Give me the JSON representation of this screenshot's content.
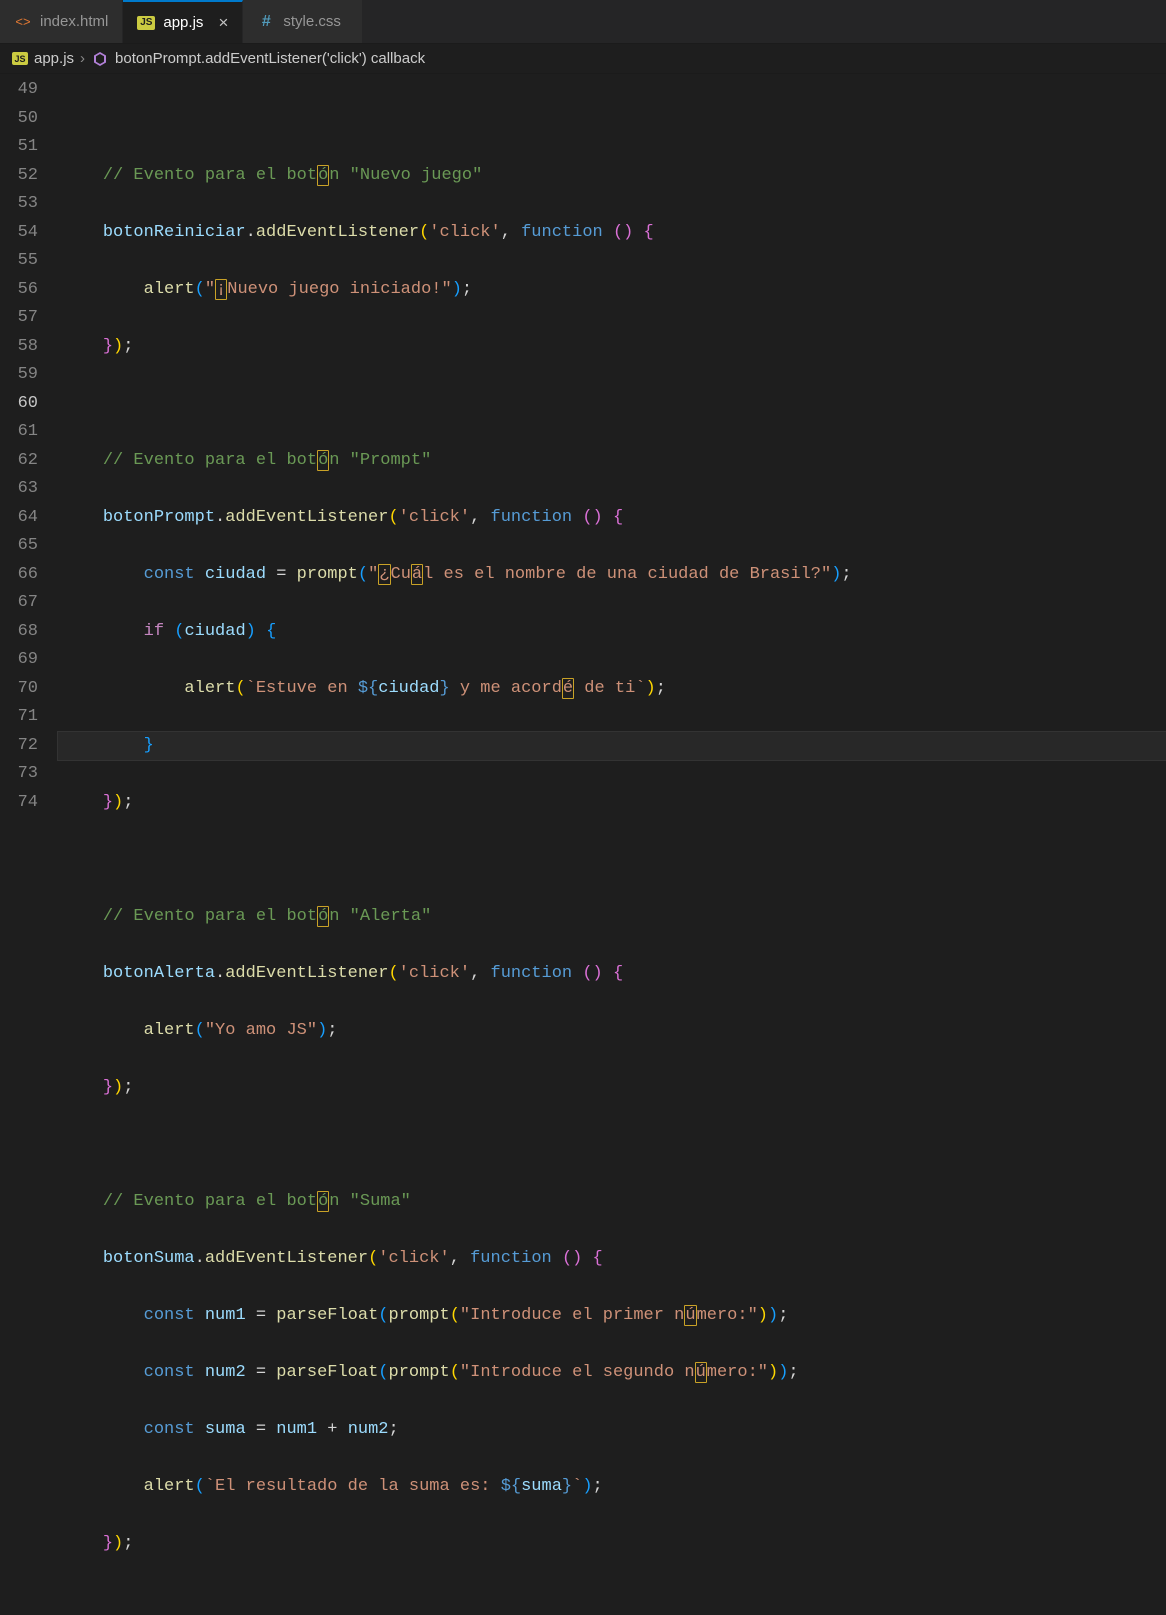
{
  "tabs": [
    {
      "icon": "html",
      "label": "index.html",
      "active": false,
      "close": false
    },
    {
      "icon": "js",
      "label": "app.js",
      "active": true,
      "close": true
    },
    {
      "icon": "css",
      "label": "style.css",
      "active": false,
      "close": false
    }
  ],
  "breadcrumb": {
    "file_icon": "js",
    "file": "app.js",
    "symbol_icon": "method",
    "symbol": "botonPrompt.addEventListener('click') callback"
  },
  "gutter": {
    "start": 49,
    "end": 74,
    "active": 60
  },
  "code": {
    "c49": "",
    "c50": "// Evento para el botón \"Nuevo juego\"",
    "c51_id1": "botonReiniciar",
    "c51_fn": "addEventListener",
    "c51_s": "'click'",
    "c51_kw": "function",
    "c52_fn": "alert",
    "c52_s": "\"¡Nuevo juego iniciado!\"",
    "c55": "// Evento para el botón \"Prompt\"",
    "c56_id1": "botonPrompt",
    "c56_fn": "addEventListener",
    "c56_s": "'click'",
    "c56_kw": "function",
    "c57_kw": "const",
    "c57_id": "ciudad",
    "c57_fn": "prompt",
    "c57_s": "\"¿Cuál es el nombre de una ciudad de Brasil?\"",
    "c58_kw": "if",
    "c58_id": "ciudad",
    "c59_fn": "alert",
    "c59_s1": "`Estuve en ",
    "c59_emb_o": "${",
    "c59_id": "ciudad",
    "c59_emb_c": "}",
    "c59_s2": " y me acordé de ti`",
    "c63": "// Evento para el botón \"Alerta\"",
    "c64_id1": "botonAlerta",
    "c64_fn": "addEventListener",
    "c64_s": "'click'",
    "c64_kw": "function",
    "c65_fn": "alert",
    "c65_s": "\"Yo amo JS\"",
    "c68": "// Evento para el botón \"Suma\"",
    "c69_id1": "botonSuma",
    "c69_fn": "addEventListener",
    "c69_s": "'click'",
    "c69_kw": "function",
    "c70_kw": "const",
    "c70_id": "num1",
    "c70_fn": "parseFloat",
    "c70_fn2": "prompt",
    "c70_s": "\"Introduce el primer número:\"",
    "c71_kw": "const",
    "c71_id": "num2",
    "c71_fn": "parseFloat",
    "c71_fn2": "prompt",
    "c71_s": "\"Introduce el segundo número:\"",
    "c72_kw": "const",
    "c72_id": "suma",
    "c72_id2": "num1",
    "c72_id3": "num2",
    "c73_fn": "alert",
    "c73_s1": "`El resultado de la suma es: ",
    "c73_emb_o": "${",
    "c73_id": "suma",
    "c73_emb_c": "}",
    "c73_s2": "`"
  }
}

★ ★ ★ ★ ★ ★ ★

**What this task involves**. Print all entries exactly. The images do not belong in the copy.

**Final result**.
Give me the JSON representation of this screenshot's content.
{
  "tabs": [
    {
      "icon": "html",
      "label": "index.html",
      "active": false,
      "close": false
    },
    {
      "icon": "js",
      "label": "app.js",
      "active": true,
      "close": true
    },
    {
      "icon": "css",
      "label": "style.css",
      "active": false,
      "close": false
    }
  ],
  "breadcrumb": {
    "file_icon": "js",
    "file": "app.js",
    "symbol_icon": "method",
    "symbol": "botonPrompt.addEventListener('click') callback"
  },
  "gutter": {
    "start": 49,
    "end": 74,
    "active": 60
  },
  "code": {
    "c49": "",
    "c50": "// Evento para el botón \"Nuevo juego\"",
    "c51_id1": "botonReiniciar",
    "c51_fn": "addEventListener",
    "c51_s": "'click'",
    "c51_kw": "function",
    "c52_fn": "alert",
    "c52_s": "\"¡Nuevo juego iniciado!\"",
    "c55": "// Evento para el botón \"Prompt\"",
    "c56_id1": "botonPrompt",
    "c56_fn": "addEventListener",
    "c56_s": "'click'",
    "c56_kw": "function",
    "c57_kw": "const",
    "c57_id": "ciudad",
    "c57_fn": "prompt",
    "c57_s": "\"¿Cuál es el nombre de una ciudad de Brasil?\"",
    "c58_kw": "if",
    "c58_id": "ciudad",
    "c59_fn": "alert",
    "c59_s1": "`Estuve en ",
    "c59_emb_o": "${",
    "c59_id": "ciudad",
    "c59_emb_c": "}",
    "c59_s2": " y me acordé de ti`",
    "c63": "// Evento para el botón \"Alerta\"",
    "c64_id1": "botonAlerta",
    "c64_fn": "addEventListener",
    "c64_s": "'click'",
    "c64_kw": "function",
    "c65_fn": "alert",
    "c65_s": "\"Yo amo JS\"",
    "c68": "// Evento para el botón \"Suma\"",
    "c69_id1": "botonSuma",
    "c69_fn": "addEventListener",
    "c69_s": "'click'",
    "c69_kw": "function",
    "c70_kw": "const",
    "c70_id": "num1",
    "c70_fn": "parseFloat",
    "c70_fn2": "prompt",
    "c70_s": "\"Introduce el primer número:\"",
    "c71_kw": "const",
    "c71_id": "num2",
    "c71_fn": "parseFloat",
    "c71_fn2": "prompt",
    "c71_s": "\"Introduce el segundo número:\"",
    "c72_kw": "const",
    "c72_id": "suma",
    "c72_id2": "num1",
    "c72_id3": "num2",
    "c73_fn": "alert",
    "c73_s1": "`El resultado de la suma es: ",
    "c73_emb_o": "${",
    "c73_id": "suma",
    "c73_emb_c": "}",
    "c73_s2": "`"
  }
}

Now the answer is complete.